- WHAT IS ASKED:
Repeat the listing in full. Nothing may be added or left out.

Raw records:

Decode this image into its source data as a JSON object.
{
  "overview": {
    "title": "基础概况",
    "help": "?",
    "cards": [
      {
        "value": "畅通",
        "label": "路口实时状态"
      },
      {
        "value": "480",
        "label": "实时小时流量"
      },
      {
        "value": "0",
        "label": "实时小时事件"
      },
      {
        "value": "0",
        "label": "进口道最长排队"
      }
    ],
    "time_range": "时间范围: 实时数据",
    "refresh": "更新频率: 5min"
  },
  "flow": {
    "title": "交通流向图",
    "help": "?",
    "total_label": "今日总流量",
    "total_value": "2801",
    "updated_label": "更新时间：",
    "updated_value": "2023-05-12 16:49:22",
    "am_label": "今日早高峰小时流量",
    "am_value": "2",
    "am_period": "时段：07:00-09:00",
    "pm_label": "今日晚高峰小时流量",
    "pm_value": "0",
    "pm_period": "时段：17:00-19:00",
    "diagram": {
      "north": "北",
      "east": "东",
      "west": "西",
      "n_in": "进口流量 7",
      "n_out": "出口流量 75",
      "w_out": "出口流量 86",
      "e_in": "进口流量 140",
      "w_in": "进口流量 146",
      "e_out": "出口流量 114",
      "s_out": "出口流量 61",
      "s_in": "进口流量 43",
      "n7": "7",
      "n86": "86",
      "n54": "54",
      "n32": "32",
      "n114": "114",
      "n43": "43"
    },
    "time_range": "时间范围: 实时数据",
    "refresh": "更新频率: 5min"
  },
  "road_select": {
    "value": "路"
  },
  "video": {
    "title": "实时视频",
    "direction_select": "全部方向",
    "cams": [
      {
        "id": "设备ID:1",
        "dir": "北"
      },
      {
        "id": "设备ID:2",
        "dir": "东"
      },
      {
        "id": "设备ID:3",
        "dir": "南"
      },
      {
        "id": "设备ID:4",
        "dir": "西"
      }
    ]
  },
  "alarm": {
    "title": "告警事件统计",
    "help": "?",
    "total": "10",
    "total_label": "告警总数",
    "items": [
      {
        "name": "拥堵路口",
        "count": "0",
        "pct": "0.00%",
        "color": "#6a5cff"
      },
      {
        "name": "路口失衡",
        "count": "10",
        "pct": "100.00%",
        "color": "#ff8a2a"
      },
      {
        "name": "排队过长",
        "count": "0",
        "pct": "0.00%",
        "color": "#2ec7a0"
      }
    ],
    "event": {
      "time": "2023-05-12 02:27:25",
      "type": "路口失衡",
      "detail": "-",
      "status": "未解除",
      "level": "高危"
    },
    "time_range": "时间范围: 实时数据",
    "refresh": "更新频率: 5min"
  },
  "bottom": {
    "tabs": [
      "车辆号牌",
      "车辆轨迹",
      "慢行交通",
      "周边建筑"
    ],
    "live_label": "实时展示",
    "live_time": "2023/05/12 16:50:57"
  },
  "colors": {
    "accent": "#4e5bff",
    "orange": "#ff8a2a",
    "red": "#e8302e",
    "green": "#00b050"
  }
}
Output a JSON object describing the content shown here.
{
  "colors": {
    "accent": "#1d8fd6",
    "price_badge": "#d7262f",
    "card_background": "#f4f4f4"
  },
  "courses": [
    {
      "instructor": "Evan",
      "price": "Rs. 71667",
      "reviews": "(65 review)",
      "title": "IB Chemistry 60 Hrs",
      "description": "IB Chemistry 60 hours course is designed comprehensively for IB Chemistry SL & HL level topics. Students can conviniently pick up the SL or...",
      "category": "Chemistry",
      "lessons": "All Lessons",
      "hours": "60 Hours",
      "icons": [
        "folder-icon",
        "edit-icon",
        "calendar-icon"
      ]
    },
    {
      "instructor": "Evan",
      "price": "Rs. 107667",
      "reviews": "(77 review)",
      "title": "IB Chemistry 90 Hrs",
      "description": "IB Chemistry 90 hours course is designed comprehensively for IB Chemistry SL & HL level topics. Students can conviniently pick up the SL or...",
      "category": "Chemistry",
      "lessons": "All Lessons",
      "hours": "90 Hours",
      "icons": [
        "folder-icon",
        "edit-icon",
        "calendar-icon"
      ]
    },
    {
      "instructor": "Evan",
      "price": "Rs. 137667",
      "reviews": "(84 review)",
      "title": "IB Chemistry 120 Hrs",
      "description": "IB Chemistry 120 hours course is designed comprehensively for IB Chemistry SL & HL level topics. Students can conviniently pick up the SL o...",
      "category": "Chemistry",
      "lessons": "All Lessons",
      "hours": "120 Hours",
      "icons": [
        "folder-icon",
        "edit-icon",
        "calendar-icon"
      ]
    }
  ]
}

- EXERCISE RESULT:
Decode this image into its source data as a JSON object.
{
  "overview": {
    "title": "基础概况",
    "help": "?",
    "cards": [
      {
        "value": "畅通",
        "label": "路口实时状态"
      },
      {
        "value": "480",
        "label": "实时小时流量"
      },
      {
        "value": "0",
        "label": "实时小时事件"
      },
      {
        "value": "0",
        "label": "进口道最长排队"
      }
    ],
    "time_range": "时间范围: 实时数据",
    "refresh": "更新频率: 5min"
  },
  "flow": {
    "title": "交通流向图",
    "help": "?",
    "total_label": "今日总流量",
    "total_value": "2801",
    "updated_label": "更新时间：",
    "updated_value": "2023-05-12 16:49:22",
    "am_label": "今日早高峰小时流量",
    "am_value": "2",
    "am_period": "时段：07:00-09:00",
    "pm_label": "今日晚高峰小时流量",
    "pm_value": "0",
    "pm_period": "时段：17:00-19:00",
    "diagram": {
      "north": "北",
      "east": "东",
      "west": "西",
      "n_in": "进口流量 7",
      "n_out": "出口流量 75",
      "w_out": "出口流量 86",
      "e_in": "进口流量 140",
      "w_in": "进口流量 146",
      "e_out": "出口流量 114",
      "s_out": "出口流量 61",
      "s_in": "进口流量 43",
      "n7": "7",
      "n86": "86",
      "n54": "54",
      "n32": "32",
      "n114": "114",
      "n43": "43"
    },
    "time_range": "时间范围: 实时数据",
    "refresh": "更新频率: 5min"
  },
  "road_select": {
    "value": "路"
  },
  "video": {
    "title": "实时视频",
    "direction_select": "全部方向",
    "cams": [
      {
        "id": "设备ID:1",
        "dir": "北"
      },
      {
        "id": "设备ID:2",
        "dir": "东"
      },
      {
        "id": "设备ID:3",
        "dir": "南"
      },
      {
        "id": "设备ID:4",
        "dir": "西"
      }
    ]
  },
  "alarm": {
    "title": "告警事件统计",
    "help": "?",
    "total": "10",
    "total_label": "告警总数",
    "items": [
      {
        "name": "拥堵路口",
        "count": "0",
        "pct": "0.00%",
        "color": "#6a5cff"
      },
      {
        "name": "路口失衡",
        "count": "10",
        "pct": "100.00%",
        "color": "#ff8a2a"
      },
      {
        "name": "排队过长",
        "count": "0",
        "pct": "0.00%",
        "color": "#2ec7a0"
      }
    ],
    "event": {
      "time": "2023-05-12 02:27:25",
      "type": "路口失衡",
      "detail": "-",
      "status": "未解除",
      "level": "高危"
    },
    "time_range": "时间范围: 实时数据",
    "refresh": "更新频率: 5min"
  },
  "bottom": {
    "tabs": [
      "车辆号牌",
      "车辆轨迹",
      "慢行交通",
      "周边建筑"
    ],
    "live_label": "实时展示",
    "live_time": "2023/05/12 16:50:57"
  },
  "colors": {
    "accent": "#4e5bff",
    "orange": "#ff8a2a",
    "red": "#e8302e",
    "green": "#00b050"
  }
}
Output a JSON object describing the content shown here.
{
  "colors": {
    "accent": "#1d8fd6",
    "price_badge": "#d7262f",
    "card_background": "#f4f4f4"
  },
  "courses": [
    {
      "instructor": "Evan",
      "price": "Rs. 71667",
      "reviews": "(65 review)",
      "title": "IB Chemistry 60 Hrs",
      "description": "IB Chemistry 60 hours course is designed comprehensively for IB Chemistry SL & HL level topics. Students can conviniently pick up the SL or...",
      "category": "Chemistry",
      "lessons": "All Lessons",
      "hours": "60 Hours",
      "icons": [
        "folder-icon",
        "edit-icon",
        "calendar-icon"
      ]
    },
    {
      "instructor": "Evan",
      "price": "Rs. 107667",
      "reviews": "(77 review)",
      "title": "IB Chemistry 90 Hrs",
      "description": "IB Chemistry 90 hours course is designed comprehensively for IB Chemistry SL & HL level topics. Students can conviniently pick up the SL or...",
      "category": "Chemistry",
      "lessons": "All Lessons",
      "hours": "90 Hours",
      "icons": [
        "folder-icon",
        "edit-icon",
        "calendar-icon"
      ]
    },
    {
      "instructor": "Evan",
      "price": "Rs. 137667",
      "reviews": "(84 review)",
      "title": "IB Chemistry 120 Hrs",
      "description": "IB Chemistry 120 hours course is designed comprehensively for IB Chemistry SL & HL level topics. Students can conviniently pick up the SL o...",
      "category": "Chemistry",
      "lessons": "All Lessons",
      "hours": "120 Hours",
      "icons": [
        "folder-icon",
        "edit-icon",
        "calendar-icon"
      ]
    }
  ]
}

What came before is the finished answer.